- What you have to do: State how many lines contain the string "conflicts", and write nothing else.
START Task material
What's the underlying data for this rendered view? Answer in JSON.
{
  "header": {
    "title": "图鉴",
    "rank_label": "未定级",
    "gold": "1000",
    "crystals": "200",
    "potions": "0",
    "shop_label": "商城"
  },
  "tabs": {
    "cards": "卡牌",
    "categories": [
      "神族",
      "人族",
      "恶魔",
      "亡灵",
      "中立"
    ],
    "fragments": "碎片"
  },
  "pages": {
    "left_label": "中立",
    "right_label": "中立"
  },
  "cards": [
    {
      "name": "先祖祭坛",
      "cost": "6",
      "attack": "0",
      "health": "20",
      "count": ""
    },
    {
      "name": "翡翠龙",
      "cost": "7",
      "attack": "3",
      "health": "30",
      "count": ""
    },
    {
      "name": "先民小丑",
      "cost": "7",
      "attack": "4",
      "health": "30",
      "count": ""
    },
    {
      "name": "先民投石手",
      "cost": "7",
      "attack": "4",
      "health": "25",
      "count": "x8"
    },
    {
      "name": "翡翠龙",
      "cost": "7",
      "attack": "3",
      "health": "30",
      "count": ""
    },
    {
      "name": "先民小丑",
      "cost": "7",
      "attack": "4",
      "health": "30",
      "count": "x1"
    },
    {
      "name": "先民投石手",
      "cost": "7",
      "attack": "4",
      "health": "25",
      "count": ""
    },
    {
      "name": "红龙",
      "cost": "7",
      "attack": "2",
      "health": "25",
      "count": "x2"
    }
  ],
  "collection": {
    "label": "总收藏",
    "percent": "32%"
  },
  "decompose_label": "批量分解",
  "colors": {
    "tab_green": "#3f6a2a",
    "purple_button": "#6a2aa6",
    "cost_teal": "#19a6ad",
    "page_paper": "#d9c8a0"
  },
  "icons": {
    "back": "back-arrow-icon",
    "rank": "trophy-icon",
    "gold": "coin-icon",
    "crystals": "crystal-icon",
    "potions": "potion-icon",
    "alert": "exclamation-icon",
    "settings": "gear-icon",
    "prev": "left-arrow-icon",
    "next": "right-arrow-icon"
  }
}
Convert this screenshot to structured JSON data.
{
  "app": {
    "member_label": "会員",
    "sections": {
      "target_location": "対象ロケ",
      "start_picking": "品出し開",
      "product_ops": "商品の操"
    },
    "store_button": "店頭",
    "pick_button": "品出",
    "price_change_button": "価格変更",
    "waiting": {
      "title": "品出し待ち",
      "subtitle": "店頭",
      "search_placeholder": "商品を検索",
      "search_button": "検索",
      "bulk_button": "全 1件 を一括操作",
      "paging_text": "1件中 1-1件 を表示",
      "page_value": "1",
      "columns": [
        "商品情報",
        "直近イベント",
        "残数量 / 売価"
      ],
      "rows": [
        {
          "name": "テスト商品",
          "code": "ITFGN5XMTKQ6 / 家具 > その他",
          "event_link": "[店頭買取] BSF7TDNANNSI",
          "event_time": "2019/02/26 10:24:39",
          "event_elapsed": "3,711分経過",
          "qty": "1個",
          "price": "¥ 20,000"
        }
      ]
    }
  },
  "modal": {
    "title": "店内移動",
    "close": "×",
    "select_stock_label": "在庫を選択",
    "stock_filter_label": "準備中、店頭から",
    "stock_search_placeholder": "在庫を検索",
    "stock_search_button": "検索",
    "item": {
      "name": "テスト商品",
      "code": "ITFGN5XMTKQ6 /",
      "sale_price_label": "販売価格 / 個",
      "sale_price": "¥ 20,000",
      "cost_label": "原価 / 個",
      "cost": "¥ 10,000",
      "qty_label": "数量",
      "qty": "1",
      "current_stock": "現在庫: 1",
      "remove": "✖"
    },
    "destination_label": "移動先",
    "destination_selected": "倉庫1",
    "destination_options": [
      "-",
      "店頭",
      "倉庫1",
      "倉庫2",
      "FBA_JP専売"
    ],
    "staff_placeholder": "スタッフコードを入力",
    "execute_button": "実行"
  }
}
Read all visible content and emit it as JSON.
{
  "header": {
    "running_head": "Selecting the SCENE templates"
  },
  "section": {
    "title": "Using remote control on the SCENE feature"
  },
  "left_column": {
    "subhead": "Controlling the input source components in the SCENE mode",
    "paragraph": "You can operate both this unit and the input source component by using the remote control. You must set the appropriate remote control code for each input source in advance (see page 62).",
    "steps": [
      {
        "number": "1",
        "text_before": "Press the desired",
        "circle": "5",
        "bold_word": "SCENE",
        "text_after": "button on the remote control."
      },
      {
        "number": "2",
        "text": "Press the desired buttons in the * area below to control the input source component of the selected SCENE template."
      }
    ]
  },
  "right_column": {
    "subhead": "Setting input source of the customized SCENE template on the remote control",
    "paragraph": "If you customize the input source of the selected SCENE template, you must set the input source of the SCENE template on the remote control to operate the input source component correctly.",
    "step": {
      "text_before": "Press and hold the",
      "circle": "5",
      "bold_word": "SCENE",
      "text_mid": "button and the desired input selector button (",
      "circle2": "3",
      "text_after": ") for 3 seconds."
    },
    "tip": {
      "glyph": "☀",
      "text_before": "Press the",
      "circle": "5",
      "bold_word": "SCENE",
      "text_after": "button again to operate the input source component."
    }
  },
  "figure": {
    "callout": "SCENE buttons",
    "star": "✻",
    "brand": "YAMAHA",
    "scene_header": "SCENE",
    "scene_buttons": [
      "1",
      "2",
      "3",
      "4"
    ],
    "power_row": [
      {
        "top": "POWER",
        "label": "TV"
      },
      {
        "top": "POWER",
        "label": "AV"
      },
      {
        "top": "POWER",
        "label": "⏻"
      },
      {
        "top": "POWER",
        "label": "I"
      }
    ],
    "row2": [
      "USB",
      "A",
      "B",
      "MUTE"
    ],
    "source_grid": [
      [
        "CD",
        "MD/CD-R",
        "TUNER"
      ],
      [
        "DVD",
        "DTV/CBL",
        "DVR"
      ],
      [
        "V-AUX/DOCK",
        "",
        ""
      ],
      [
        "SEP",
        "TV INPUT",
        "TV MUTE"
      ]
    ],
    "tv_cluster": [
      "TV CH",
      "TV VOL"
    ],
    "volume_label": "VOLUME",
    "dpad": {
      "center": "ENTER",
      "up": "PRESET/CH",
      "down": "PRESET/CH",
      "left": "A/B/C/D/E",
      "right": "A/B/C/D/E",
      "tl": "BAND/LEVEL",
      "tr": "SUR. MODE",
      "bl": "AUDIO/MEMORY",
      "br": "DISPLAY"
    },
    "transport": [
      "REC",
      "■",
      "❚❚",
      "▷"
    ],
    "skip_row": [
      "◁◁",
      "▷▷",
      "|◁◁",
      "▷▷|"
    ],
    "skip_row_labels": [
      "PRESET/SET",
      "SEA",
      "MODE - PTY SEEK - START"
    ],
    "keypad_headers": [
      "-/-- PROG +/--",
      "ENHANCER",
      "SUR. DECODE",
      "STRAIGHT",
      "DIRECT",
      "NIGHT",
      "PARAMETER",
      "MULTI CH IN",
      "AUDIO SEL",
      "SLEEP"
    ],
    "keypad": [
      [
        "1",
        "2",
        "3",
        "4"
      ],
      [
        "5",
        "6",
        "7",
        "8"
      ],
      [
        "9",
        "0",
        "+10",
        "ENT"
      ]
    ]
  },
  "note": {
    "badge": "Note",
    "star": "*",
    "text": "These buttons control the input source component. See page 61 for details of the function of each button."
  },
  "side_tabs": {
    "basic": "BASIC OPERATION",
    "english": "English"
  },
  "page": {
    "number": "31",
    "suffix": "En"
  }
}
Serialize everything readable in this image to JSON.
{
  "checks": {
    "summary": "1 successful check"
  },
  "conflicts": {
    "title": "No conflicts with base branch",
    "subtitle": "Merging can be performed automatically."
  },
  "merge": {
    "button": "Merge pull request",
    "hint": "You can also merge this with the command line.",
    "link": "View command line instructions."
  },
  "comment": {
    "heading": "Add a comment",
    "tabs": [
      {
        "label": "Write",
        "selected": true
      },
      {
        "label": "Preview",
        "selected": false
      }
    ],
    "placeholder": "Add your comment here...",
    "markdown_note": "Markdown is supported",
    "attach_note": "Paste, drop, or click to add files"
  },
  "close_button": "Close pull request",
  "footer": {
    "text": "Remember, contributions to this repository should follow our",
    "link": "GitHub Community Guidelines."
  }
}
END Task material
- Task solution: 2